Problem requirements: Please retype the material exactly, from the line containing "- document-canvas[interactable]: [83, 42, 223, 211]" through the line containing "- canvas-area[interactable]: [47, 41, 310, 211]", including both of those lines.

Dataset excerpts:
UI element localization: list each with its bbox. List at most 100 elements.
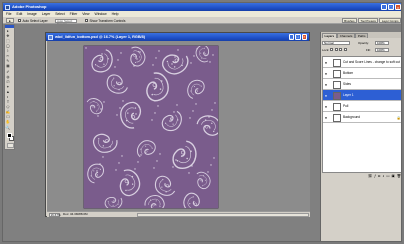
- document-canvas[interactable]: [83, 42, 223, 211]
- blend-mode-dropdown[interactable]: Normal: [322, 40, 350, 45]
- brush-tool-icon[interactable]: ✎: [6, 59, 11, 64]
- layer-row[interactable]: ● Sides: [323, 79, 401, 90]
- pen-tool-icon[interactable]: ✍: [6, 110, 11, 115]
- canvas-area[interactable]: [47, 41, 310, 211]
- doc-close-button[interactable]: ×: [301, 34, 307, 40]
- document-window-controls: _ □ ×: [288, 34, 307, 40]
- maximize-button[interactable]: □: [388, 4, 394, 10]
- visibility-eye-icon[interactable]: ●: [324, 61, 328, 65]
- fill-field[interactable]: 100%: [375, 47, 389, 52]
- document-title-bar[interactable]: wbd_lidfun_bottom.psd @ 16.7% (Layer 1, …: [46, 33, 309, 41]
- adjustment-icon[interactable]: ◑: [382, 174, 384, 179]
- blend-row: Normal Opacity: 100%: [322, 40, 401, 45]
- panel-tabs: Layers Channels Paths: [321, 32, 401, 38]
- auto-select-checkbox[interactable]: [18, 19, 21, 22]
- pattern-dot: [159, 153, 161, 155]
- eraser-tool-icon[interactable]: ◍: [6, 75, 11, 80]
- tab-brushes[interactable]: Brushes: [341, 18, 357, 23]
- auto-select-groups-dropdown[interactable]: Auto Select Groups: [55, 18, 77, 26]
- tab-layers[interactable]: Layers: [322, 32, 337, 38]
- toolbox: ▸ ✥ ⬚ ◯ ⌇ ✂ ✎ ▦ ✐ ◍ ⎚ ✦ ▲ ◐ T ⬠ ✍ ☐ ✋ 🔍: [4, 24, 15, 150]
- move-tool-preset-icon[interactable]: ▸: [6, 18, 14, 23]
- mask-icon[interactable]: ◘: [378, 174, 380, 179]
- layer-thumbnail: [333, 80, 341, 89]
- foreground-color-swatch[interactable]: [6, 133, 12, 138]
- pattern-dot: [212, 54, 214, 56]
- zoom-field[interactable]: 16.67%: [49, 213, 61, 217]
- quick-mask-toggle[interactable]: [6, 143, 14, 148]
- layer-row[interactable]: ● Cut and Score Lines - change to soft c…: [323, 57, 401, 68]
- opacity-field[interactable]: 100%: [375, 40, 389, 45]
- pattern-dot: [121, 155, 123, 157]
- visibility-eye-icon[interactable]: ●: [324, 72, 328, 76]
- tab-channels[interactable]: Channels: [337, 32, 355, 38]
- opacity-label: Opacity:: [358, 40, 370, 45]
- tab-paths[interactable]: Paths: [355, 32, 369, 38]
- link-icon[interactable]: ⛓: [368, 174, 372, 179]
- layer-row[interactable]: ● Pull: [323, 101, 401, 112]
- marquee-tool-icon[interactable]: ⬚: [6, 39, 11, 44]
- trash-icon[interactable]: 🗑: [397, 174, 401, 179]
- lasso-tool-icon[interactable]: ⌇: [6, 49, 11, 54]
- move-cross-icon[interactable]: ✥: [6, 34, 11, 39]
- pattern-dot: [208, 116, 210, 118]
- new-layer-icon[interactable]: ▣: [391, 174, 394, 179]
- doc-maximize-button[interactable]: □: [295, 34, 301, 40]
- layer-row[interactable]: ● Bottom: [323, 68, 401, 79]
- history-brush-icon[interactable]: ✐: [6, 70, 11, 75]
- pattern-dot: [116, 114, 118, 116]
- document-size-info[interactable]: Doc: 34.3M/88.0M: [63, 213, 88, 217]
- hand-tool-icon[interactable]: ✋: [6, 120, 11, 125]
- blur-tool-icon[interactable]: ✦: [6, 85, 11, 90]
- layer-name: Pull: [343, 103, 349, 108]
- dodge-tool-icon[interactable]: ▲: [6, 90, 11, 95]
- pattern-dot: [133, 65, 135, 67]
- photoshop-app-icon: [5, 4, 10, 10]
- crop-tool-icon[interactable]: ✂: [6, 54, 11, 59]
- type-tool-icon[interactable]: T: [6, 100, 11, 105]
- tab-layer-comps[interactable]: Layer Comps: [379, 18, 401, 23]
- paisley-motif: [159, 106, 186, 135]
- lock-transparency-icon[interactable]: [330, 48, 333, 51]
- visibility-eye-icon[interactable]: ●: [324, 83, 328, 87]
- pattern-dot: [136, 58, 138, 60]
- layer-row[interactable]: ● Background 🔒: [323, 112, 401, 123]
- paisley-motif: [179, 189, 207, 211]
- lock-position-icon[interactable]: [339, 48, 342, 51]
- pattern-dot: [151, 119, 153, 121]
- lock-all-icon[interactable]: [343, 48, 347, 51]
- lock-row: Lock: Fill: 100%: [322, 47, 401, 52]
- gradient-tool-icon[interactable]: ⎚: [6, 80, 11, 85]
- fill-label: Fill:: [366, 47, 371, 52]
- minimize-button[interactable]: _: [381, 4, 387, 10]
- burn-tool-icon[interactable]: ◐: [6, 95, 11, 100]
- pattern-dot: [175, 159, 177, 161]
- layer-thumbnail: [333, 102, 341, 111]
- close-button[interactable]: ×: [395, 4, 401, 10]
- visibility-eye-icon[interactable]: ●: [324, 116, 328, 120]
- lock-pixels-icon[interactable]: [334, 48, 338, 51]
- ellipse-marquee-icon[interactable]: ◯: [6, 44, 11, 49]
- fx-icon[interactable]: ƒ: [374, 174, 376, 179]
- layer-thumbnail: [333, 69, 341, 78]
- show-transform-label: Show Transform Controls: [89, 18, 126, 23]
- paisley-motif: [195, 113, 223, 138]
- pattern-dot: [172, 166, 174, 168]
- folder-icon[interactable]: ▭: [386, 174, 389, 179]
- layer-row-selected[interactable]: ● Layer 1: [323, 90, 401, 101]
- visibility-eye-icon[interactable]: ●: [324, 105, 328, 109]
- visibility-eye-icon[interactable]: ●: [324, 94, 328, 98]
- horizontal-scrollbar[interactable]: [137, 213, 309, 217]
- pattern-dot: [196, 48, 198, 50]
- show-transform-checkbox[interactable]: [85, 19, 88, 22]
- tab-tool-presets[interactable]: Tool Presets: [357, 18, 379, 23]
- pattern-dot: [176, 104, 178, 106]
- doc-minimize-button[interactable]: _: [288, 34, 294, 40]
- paisley-motif: [83, 95, 106, 117]
- document-status-bar: 16.67% Doc: 34.3M/88.0M: [47, 211, 310, 217]
- move-tool-icon[interactable]: ▸: [6, 29, 11, 34]
- pattern-dot: [100, 108, 102, 110]
- stamp-tool-icon[interactable]: ▦: [6, 64, 11, 69]
- pattern-dot: [173, 111, 175, 113]
- zoom-tool-icon[interactable]: 🔍: [6, 126, 11, 131]
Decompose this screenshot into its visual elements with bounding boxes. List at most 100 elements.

Answer to the problem:
- document-canvas[interactable]: [83, 42, 223, 211]
- blend-mode-dropdown[interactable]: Normal: [322, 40, 350, 45]
- brush-tool-icon[interactable]: ✎: [6, 59, 11, 64]
- layer-row[interactable]: ● Sides: [323, 79, 401, 90]
- pen-tool-icon[interactable]: ✍: [6, 110, 11, 115]
- canvas-area[interactable]: [47, 41, 310, 211]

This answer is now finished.